### EXTRACT TO READ ###

Would You Teach a Child Your Rigid and Extreme Attitudes?

The goal of REBT is not merely to help you feel better but to get better in a self-sustaining way. REBT teaches you healthy attitudes AND a process of emotional self-correction for self-therapy when you are in a state of emotional disturbance. My experience has been that people acquire healthier attitudes relatively easier than learning the process of self-therapy. This failure to master the self-therapy process concerns me because REBT aims to liberate you and produce long-term results. You need to understand how to help yourself when disturbed using REBT ideas and its emotional self-correction process to become independent of your REBT therapist in the future.

The REBT self-therapy process using the ABCDEF model involves these steps:

  1. Notice you are engaging in an unhealthy emotional or behavioral reaction (C).
  2. Identify the adversity (A) or negative state of affairs you are reacting to during your unhealthy reaction. This may be a memory of a past event, a current difficult situation, or an anticipated problem in the future.
  3. Identify the rigid and extreme attitudes (B) you are using to disturb yourself.
  4. Dispute (D) your specific and extreme attitude using the teach your child question.
  5. Create a new healthy, flexible, and non-extreme attitude (E) to adopt (i.e., an attitude you would teach to your child.
  6. Live in harmony or function in accord with that new attitude (F) to change what you can change of the negative state of affairs you face and have some degree of happiness if you cannot change the adversity or it takes a while to do so.

The primary stumbling block most people have is when it comes to disputing their rigid and extreme attitudes. People can understand that three rigid attitudes are at the core of their disturbance. They can also understand the three secondary derivative attitudes (unbearability, awfulizing, devaluation of self, others, and life). However, people avoid disputing, which is the critical thinking process whereby they target their rigid and extreme attitudes. They appear to find this kind of critical thinking hard to do. The consequence of skipping this vital examination process is failing to undermine and loosen their grip on their rigid and extreme attitudes. They may or may not create practical alternative attitudes to replace their self-defeating rigid and extreme attitudes. They may weakly acknowledge that their attitudes are problematic but doing this leads to minimal therapeutic gains.

### SUPPLIED INFORMATION ###

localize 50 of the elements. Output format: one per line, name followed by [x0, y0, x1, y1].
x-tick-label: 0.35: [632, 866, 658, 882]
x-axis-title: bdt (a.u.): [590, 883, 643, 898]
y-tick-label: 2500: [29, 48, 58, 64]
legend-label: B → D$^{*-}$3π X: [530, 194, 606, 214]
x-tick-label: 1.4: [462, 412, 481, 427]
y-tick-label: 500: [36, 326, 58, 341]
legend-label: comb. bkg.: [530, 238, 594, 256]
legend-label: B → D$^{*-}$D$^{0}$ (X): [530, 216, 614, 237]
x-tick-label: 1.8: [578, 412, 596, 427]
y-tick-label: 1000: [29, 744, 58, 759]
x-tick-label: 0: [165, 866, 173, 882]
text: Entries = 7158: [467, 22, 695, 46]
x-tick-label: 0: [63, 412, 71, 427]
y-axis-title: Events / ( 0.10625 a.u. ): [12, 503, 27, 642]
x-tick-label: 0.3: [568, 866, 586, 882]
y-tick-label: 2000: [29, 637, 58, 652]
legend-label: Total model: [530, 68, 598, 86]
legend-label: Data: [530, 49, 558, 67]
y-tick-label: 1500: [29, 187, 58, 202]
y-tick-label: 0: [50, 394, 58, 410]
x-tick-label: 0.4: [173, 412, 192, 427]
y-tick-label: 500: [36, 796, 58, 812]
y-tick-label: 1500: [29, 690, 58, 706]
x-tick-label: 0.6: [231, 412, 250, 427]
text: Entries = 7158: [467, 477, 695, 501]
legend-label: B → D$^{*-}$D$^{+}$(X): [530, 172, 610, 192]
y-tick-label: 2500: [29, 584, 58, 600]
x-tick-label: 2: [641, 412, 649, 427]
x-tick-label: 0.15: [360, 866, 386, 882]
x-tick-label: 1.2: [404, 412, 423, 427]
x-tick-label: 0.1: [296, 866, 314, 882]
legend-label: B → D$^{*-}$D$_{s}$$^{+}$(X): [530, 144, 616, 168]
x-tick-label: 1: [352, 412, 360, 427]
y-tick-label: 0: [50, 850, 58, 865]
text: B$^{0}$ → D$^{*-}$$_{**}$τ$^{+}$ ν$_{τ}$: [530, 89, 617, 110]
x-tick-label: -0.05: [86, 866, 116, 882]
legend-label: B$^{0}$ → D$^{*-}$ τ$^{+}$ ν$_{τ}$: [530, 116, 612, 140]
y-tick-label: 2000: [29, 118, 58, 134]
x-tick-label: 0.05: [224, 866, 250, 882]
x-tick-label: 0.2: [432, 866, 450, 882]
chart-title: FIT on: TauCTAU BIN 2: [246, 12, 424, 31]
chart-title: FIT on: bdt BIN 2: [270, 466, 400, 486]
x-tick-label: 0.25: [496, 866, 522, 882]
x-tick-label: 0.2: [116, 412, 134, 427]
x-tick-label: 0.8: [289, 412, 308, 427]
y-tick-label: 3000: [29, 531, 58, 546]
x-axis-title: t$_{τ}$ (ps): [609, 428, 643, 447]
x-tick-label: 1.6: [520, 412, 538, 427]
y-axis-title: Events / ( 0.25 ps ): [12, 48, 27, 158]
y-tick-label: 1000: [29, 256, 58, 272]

###

Extract, word for word, everything in the REBT self-therapy text above from "Would You Teach" down to "behavioral reaction (C).".

Would You Teach a Child Your Rigid and Extreme Attitudes?

The goal of REBT is not merely to help you feel better but to get better in a self-sustaining way. REBT teaches you healthy attitudes AND a process of emotional self-correction for self-therapy when you are in a state of emotional disturbance. My experience has been that people acquire healthier attitudes relatively easier than learning the process of self-therapy. This failure to master the self-therapy process concerns me because REBT aims to liberate you and produce long-term results. You need to understand how to help yourself when disturbed using REBT ideas and its emotional self-correction process to become independent of your REBT therapist in the future.

The REBT self-therapy process using the ABCDEF model involves these steps:

  1. Notice you are engaging in an unhealthy emotional or behavioral reaction (C).